━━━ Estratto della fonte
Massimiliano Garri è il nuovo Chief Technology, Innovation & Digital Officer di Ferrovie dello Stato Italiane, dove arriva dopo quattro anni in Terna (dove era Executive Vice President of Innovation and Market Solution e CEO di terna Forward), azienda dove c’è stato un importante e agitato ricambio manageriale dopo la nomina come amministratore delegato di Giuseppina Di Foggia.
Da giugno di quest’anno il nuovo amministratore delegato di Ferrovie dello Stato è Stefano Donnarumma, che ha avuto modo di conoscere e apprezzare il lavoro di Garri quando ha ricoperto lo stesso ruolo in ACEA.
Chi è Massimiliano Garri, un manager ispirato da Itali Calvino
Massimiliano Garri, napoletano, classe 1969, è un manager con una forte cultura dell’innovazione e della tecnologia, che ha portato in azienda (prima di Terna in ACEA, dove è stato Chief Innovation & Information Officer) dopo una lunga esperienza come consulente in BIP. Ama definirsi un nerd e su Linkedin si presenta come “Digital Humanist” ispirato dai principi di Leggerezza, Rapidità, Esattezza, Visibilità, Molteplicità e Coerenza.
Sono le sei parole chiave delle “Lezioni Americane” di Italo Calvino, suo riferimento culturale insieme con Asimov, il “Jules Verne del XX secolo”, come lo definisce lui.
E su quelle sei keyword, una per ogni anno, Garri nelle sue ultime esperienze ha trovato motivo di ispirazione e orientamento per sviluppare i progetti di innovazione così come quelli di innovazione aperta, in contesti aziendali connotati da una forte impronta tecnologica (prima nella multiutility ACEA e poi in Terna, che è il gestore della rete elettrica italiana) dove ha lavorato per la diffusione della cultura dell’innovazione e una sempre maggiore coerenza con il business.
L’innovazione e il digitale secondo Massimiliano Garri
Qual è l’idea di innovazione che Massimiliano Garri porterà in Ferrovie dello Stato? Ne abbiamo discusso spesso anche qui su EconomyUp ed ecco alcune suggestioni.
━━━━━━
**Esercizio proposto A**
Nell'articolo su Massimiliano Garri, quali sono i principi a cui dichiara di ispirarsi su Linkedin? Elencali tutti.
**Esercizio proposto B**
Prosegui l'articolo su Massimiliano Garri a partire dall'ultima frase riportata.
━━━ Dati
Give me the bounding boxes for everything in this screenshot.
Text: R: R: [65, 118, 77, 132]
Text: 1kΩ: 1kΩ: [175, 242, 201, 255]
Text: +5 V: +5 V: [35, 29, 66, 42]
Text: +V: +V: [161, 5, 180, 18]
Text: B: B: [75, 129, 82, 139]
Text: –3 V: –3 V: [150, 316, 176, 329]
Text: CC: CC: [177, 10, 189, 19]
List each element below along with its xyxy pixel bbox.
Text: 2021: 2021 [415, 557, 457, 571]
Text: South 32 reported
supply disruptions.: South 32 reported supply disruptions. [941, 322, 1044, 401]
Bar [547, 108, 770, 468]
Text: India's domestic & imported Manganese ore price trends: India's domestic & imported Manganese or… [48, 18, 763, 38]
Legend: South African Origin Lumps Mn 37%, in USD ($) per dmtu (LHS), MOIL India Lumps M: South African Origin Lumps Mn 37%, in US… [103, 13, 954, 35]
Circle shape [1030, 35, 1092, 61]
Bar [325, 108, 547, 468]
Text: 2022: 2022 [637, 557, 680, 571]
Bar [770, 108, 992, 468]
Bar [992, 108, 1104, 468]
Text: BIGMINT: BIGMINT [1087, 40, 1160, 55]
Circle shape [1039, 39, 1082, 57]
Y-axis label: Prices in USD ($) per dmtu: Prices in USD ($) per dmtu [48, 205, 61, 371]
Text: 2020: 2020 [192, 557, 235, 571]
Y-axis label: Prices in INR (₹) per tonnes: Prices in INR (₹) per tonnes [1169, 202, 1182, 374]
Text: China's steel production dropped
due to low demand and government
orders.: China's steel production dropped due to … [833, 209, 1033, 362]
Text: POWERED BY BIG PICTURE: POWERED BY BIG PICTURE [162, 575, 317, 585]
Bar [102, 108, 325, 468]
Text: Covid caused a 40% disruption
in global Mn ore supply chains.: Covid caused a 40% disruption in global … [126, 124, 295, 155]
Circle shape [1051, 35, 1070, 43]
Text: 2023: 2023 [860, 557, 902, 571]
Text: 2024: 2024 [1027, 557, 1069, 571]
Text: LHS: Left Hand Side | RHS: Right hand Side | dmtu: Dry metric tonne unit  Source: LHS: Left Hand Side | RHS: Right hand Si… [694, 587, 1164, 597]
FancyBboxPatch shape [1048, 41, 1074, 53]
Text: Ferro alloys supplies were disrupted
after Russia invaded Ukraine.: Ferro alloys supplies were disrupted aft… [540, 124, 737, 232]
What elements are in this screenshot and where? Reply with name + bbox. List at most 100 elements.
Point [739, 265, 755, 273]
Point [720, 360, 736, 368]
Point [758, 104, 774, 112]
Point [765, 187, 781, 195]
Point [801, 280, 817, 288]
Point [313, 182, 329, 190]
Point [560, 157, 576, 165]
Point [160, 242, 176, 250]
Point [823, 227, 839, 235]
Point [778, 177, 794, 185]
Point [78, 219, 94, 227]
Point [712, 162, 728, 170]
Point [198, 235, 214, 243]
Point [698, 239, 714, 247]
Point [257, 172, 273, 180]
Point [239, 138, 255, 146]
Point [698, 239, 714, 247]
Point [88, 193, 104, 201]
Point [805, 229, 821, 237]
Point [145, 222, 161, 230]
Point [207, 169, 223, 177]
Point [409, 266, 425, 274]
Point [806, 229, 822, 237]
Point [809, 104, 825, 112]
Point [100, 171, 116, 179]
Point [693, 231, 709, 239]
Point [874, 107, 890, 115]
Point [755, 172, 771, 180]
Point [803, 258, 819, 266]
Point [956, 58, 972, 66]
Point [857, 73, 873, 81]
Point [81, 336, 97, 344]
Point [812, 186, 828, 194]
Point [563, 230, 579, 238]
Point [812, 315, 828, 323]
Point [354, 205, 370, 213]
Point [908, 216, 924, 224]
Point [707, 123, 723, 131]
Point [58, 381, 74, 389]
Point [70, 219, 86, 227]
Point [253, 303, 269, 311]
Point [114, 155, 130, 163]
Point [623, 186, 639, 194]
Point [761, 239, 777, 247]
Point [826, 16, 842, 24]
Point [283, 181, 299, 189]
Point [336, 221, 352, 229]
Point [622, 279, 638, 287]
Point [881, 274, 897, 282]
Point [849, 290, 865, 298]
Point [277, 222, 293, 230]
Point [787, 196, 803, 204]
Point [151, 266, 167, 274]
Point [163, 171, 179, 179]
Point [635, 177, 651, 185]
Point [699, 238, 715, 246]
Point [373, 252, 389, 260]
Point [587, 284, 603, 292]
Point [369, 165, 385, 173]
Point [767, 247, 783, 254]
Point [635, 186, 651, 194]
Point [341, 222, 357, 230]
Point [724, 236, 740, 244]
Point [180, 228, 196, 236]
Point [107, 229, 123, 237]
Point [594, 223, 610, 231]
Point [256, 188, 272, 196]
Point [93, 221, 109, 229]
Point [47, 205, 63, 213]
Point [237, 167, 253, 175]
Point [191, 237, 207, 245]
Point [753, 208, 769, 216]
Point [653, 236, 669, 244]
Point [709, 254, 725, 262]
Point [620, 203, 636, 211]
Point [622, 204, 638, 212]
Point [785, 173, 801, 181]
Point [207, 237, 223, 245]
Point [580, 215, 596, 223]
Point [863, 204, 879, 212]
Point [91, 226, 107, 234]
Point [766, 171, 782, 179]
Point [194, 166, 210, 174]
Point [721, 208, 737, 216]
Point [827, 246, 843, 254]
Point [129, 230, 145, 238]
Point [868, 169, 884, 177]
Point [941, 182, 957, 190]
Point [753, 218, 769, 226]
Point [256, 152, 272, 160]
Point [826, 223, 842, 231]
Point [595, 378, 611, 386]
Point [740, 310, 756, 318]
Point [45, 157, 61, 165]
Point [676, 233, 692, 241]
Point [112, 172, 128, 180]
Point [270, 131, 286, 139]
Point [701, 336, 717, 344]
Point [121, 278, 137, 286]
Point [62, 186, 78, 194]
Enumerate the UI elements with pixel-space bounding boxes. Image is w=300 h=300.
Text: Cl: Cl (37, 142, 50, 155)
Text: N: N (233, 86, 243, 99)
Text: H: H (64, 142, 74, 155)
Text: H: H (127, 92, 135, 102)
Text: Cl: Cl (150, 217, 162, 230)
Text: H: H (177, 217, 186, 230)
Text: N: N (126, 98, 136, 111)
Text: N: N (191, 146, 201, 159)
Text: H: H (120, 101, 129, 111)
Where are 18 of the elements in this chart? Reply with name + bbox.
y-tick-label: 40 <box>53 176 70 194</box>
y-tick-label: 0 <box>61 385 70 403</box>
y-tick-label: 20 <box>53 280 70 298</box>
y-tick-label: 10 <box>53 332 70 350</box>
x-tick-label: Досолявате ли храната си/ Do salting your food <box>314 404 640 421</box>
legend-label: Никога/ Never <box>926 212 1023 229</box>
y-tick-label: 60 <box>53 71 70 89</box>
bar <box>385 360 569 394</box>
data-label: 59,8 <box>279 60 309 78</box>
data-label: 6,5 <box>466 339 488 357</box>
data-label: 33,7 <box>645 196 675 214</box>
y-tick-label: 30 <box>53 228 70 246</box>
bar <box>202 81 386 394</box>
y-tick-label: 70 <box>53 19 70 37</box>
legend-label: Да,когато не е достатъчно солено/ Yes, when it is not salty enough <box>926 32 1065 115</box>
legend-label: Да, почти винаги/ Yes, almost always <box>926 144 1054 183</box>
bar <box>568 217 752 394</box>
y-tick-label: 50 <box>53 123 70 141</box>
━━━━━━
**Risultato A**
Leggerezza, Rapidità, Esattezza, Visibilità, Molteplicità, Coerenza

**Risultato B**
“L’innovazione è un’attività con un obiettivo fondamentale: permettere alle persone di esprimersi al meglio. L’errore più grande che si può commettere in una corporate è pensare che ci sia chi fa innovazione e chi l’aspetta”. L’innovazione, quindi, è un affare di tutti, al punto che in diverse occasioni Garri ha detto che il bravo Chief Innovation Officer lavora per la sua estinzione…
E il digitale quale ruolo ha in questa visione? “La digital transformation ha un obiettivo principale: trasformare il pensiero in codice. E il coding richiede quasi una qualità artistica, è uno degli atti più creativi che si possano fare”, dice Massimiliano Garri, che ricorda le tre qualità distintive della digital transformation: deve essere inclusiva, deve creare un nuovo concetto di spazio condiviso, fisico o virtuale che sia, deve essere un gioco senza fine dove non c’è un vincitore, ma che consenta a tutti di raggiungere i propri obiettivi.
Creatività è un altra parola ricorrente nella filosofia manageriale di Garri. “Noi siamo un ‘contenitore’, abbiamo immagini, valori, esperienze. Le migliaia di persone di una grande azienda rappresentano una sorta di biblioteca: se riesco a scoprire e utilizzare con metodo tutto il contenuto, se riesco a rimescolare questi inventari, allora divento creativo e faccio davvero innovazione, dando a chiunque la capacità di potersi esprimere”.
In quest’ottica la funzione Innovazione di un’azienda ha un ruolo speciale: “Permettere alle persone di portare avanti le proprie idee, di essere ascoltate, per creare e migliorare le cose. Noi abbiamo il dovere di evitare che qualcuno possa ostacolare o impedire ai nostri colleghi di esprimersi. Mi piace dire che noi siamo i ‘rimotori’ di possibili ostacoli”.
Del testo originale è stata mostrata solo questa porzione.